## Start TASK INPUT
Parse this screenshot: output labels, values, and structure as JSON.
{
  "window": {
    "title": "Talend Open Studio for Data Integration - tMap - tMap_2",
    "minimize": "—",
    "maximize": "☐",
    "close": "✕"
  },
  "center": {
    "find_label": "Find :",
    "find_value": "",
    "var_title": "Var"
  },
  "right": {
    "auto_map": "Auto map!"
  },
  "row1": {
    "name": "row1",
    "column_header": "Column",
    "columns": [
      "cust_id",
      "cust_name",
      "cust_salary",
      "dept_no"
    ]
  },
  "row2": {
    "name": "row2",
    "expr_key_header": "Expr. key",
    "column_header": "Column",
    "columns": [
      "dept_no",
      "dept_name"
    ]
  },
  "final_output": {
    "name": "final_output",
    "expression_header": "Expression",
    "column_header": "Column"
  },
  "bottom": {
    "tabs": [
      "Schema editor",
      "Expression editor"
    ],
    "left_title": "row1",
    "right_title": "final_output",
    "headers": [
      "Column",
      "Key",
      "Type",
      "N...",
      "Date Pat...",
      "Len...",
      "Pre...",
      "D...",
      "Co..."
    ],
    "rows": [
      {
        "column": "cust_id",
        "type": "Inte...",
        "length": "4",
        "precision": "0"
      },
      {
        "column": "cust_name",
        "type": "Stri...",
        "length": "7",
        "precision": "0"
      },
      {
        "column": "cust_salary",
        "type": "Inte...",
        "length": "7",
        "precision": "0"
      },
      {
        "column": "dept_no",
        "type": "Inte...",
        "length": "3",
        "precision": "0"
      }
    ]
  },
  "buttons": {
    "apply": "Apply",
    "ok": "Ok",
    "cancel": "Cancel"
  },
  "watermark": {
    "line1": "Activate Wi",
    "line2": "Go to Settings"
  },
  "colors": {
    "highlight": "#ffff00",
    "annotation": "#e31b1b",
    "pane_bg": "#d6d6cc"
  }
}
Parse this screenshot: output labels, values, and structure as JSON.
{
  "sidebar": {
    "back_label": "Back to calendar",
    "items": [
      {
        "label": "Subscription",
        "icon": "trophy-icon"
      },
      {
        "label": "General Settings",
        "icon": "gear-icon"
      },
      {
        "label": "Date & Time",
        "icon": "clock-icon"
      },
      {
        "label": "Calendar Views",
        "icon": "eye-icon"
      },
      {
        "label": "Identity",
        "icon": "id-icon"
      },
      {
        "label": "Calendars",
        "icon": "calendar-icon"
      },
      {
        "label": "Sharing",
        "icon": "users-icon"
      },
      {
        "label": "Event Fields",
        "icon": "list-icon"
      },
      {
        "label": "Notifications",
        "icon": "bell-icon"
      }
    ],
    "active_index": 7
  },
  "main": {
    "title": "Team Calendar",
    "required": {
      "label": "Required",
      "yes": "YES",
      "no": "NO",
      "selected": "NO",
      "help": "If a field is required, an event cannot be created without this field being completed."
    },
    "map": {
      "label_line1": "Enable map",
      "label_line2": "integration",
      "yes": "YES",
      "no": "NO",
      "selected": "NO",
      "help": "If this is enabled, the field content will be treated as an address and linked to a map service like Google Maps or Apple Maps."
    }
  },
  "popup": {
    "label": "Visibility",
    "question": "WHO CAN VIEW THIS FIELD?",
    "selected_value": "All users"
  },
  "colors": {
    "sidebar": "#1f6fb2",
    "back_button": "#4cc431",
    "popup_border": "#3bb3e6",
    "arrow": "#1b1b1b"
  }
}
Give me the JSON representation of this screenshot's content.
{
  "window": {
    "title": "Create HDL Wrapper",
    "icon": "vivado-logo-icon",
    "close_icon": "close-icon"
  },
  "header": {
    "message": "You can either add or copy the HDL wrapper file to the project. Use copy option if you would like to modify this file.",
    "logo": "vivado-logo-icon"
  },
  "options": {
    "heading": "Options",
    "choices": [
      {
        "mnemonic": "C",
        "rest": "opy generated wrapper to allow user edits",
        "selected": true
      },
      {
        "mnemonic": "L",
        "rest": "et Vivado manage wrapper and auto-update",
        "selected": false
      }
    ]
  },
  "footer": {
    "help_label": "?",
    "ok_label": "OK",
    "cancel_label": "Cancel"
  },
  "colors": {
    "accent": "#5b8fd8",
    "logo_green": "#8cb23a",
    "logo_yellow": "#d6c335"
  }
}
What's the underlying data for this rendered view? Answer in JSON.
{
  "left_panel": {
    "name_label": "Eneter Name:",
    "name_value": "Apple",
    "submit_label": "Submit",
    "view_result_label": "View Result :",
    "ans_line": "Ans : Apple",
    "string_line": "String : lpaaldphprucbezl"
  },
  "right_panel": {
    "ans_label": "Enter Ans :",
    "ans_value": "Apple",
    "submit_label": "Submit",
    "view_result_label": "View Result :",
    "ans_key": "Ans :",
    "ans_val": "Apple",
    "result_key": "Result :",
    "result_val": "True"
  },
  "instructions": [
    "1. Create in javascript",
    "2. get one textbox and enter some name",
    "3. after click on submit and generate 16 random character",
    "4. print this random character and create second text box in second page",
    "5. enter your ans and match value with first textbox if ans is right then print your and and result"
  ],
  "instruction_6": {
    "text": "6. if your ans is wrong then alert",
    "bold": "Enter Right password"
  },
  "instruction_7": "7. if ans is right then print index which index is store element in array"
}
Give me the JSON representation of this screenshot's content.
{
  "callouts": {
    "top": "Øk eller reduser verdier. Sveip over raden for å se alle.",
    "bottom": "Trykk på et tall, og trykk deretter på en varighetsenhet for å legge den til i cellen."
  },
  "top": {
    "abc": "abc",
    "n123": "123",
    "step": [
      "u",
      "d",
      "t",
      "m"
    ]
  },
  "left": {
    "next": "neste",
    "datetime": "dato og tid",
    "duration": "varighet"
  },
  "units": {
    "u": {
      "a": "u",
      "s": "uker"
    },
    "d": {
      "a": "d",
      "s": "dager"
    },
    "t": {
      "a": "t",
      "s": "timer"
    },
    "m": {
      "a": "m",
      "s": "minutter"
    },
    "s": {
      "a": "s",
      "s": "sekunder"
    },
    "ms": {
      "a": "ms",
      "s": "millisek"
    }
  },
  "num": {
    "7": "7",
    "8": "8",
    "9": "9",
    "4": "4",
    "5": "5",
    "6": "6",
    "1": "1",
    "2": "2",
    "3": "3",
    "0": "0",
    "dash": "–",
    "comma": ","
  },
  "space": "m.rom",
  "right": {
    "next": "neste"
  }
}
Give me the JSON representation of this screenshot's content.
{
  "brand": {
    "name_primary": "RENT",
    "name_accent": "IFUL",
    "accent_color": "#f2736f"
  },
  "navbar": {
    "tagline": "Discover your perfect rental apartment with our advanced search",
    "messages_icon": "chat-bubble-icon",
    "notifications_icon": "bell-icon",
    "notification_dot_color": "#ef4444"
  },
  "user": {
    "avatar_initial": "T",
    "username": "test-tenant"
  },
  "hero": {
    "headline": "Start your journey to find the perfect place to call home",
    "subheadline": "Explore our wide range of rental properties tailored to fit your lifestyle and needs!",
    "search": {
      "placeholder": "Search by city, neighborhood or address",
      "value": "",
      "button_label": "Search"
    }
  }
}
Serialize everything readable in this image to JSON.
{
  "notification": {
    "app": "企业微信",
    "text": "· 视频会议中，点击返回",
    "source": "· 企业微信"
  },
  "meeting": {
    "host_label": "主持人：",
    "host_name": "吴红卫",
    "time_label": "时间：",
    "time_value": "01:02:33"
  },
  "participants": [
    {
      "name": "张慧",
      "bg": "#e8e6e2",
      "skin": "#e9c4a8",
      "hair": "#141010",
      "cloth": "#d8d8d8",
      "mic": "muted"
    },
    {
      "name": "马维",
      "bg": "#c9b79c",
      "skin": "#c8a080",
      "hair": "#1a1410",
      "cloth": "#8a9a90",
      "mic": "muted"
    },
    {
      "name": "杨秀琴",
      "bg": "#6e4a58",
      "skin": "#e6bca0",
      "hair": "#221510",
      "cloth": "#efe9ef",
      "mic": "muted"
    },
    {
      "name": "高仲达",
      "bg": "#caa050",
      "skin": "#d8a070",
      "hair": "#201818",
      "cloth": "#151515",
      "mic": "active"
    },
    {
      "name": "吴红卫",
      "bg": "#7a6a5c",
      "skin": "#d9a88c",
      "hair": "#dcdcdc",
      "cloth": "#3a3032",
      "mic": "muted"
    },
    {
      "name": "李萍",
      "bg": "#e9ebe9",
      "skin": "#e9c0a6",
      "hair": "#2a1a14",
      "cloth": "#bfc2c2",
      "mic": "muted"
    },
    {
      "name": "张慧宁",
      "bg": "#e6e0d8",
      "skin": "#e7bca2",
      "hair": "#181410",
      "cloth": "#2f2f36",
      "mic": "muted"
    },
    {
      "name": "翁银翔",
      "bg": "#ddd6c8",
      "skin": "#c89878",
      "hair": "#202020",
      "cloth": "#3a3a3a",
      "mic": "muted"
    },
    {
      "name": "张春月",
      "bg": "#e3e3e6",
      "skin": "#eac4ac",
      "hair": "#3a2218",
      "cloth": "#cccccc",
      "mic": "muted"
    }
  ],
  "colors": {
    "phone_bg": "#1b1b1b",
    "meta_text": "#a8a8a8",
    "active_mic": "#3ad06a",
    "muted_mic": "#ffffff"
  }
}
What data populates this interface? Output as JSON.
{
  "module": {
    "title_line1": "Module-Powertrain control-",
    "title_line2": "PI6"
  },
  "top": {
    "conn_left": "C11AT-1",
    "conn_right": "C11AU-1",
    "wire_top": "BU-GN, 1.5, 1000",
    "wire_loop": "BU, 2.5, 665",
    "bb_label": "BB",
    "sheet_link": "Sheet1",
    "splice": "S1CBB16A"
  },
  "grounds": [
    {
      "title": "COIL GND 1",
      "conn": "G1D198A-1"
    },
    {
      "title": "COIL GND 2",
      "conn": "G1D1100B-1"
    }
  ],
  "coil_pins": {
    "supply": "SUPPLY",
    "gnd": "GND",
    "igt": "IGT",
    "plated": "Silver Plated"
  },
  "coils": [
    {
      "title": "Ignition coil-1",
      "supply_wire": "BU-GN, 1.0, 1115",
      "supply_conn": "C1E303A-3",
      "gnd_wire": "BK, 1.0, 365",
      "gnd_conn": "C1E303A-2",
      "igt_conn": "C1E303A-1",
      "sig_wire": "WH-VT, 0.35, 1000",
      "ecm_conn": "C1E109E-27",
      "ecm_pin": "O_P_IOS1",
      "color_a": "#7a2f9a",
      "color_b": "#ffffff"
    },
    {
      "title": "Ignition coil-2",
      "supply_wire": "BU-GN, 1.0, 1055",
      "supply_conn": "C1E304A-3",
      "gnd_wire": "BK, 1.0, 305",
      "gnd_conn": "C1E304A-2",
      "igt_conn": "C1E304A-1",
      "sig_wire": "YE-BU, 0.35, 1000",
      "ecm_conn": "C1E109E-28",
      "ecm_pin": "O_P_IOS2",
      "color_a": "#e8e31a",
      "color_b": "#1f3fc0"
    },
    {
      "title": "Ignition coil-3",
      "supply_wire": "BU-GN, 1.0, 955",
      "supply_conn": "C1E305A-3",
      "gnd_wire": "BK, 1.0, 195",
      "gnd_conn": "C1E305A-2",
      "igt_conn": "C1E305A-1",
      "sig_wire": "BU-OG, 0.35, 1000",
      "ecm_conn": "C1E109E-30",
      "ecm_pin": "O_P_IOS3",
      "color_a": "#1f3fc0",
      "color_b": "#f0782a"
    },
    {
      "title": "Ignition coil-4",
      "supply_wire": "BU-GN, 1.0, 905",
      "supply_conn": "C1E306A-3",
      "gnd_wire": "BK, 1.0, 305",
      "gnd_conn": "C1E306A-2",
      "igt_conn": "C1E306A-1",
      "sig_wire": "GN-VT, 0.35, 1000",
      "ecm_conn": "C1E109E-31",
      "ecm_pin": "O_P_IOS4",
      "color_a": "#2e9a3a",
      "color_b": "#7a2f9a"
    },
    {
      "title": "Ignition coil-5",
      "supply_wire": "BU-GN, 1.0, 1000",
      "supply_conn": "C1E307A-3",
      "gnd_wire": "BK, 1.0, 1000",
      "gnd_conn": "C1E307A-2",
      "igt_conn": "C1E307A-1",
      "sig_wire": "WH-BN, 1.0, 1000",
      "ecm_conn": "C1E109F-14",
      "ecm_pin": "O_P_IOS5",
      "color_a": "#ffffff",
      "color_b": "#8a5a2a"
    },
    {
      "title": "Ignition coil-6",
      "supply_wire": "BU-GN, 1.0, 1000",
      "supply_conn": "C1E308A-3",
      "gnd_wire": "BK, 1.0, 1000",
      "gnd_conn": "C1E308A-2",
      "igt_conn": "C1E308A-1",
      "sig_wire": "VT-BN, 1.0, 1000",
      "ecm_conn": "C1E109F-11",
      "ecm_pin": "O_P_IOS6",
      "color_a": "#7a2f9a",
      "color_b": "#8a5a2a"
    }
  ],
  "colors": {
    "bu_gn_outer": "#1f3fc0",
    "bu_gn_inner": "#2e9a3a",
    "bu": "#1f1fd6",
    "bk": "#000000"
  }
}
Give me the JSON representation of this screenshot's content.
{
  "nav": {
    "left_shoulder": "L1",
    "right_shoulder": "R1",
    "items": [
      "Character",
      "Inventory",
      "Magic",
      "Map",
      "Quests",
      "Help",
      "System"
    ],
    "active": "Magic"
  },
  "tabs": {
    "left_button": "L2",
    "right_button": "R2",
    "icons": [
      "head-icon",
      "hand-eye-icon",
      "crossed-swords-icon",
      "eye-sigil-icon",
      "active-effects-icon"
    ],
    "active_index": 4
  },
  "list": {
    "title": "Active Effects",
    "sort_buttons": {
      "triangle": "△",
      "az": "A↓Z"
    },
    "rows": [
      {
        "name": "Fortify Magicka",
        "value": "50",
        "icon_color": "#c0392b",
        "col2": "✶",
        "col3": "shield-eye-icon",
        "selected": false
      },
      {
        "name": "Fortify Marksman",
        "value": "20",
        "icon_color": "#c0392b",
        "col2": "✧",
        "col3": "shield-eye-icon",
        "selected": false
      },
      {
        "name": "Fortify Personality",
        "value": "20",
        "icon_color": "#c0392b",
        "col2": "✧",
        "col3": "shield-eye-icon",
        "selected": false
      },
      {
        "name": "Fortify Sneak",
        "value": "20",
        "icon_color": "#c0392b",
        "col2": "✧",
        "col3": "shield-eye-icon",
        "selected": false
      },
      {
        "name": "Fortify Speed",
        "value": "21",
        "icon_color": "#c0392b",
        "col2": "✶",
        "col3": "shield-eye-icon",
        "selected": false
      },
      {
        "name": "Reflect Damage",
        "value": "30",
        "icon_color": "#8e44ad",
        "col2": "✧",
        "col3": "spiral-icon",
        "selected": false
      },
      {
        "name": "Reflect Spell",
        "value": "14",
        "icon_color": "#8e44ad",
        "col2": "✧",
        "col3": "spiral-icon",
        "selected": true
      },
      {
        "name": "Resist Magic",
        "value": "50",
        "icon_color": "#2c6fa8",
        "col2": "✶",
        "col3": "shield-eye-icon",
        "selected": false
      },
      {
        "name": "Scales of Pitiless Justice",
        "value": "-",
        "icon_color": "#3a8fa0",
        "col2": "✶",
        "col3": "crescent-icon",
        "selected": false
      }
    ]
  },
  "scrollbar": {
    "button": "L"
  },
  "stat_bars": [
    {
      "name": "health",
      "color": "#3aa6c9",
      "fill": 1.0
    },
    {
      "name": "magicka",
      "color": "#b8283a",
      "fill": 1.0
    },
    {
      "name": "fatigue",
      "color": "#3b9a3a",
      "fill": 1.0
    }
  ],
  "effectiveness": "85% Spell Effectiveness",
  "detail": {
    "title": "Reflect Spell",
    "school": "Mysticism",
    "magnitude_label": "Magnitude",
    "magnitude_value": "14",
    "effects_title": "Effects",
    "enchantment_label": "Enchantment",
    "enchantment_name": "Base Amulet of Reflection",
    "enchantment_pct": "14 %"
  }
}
## End TASK INPUT
**WHAT TO WORK ON**
Find how many lines in the listing contain the word "print" and give that count alone.

**ANSWER FOR THIS EXERCISE**
3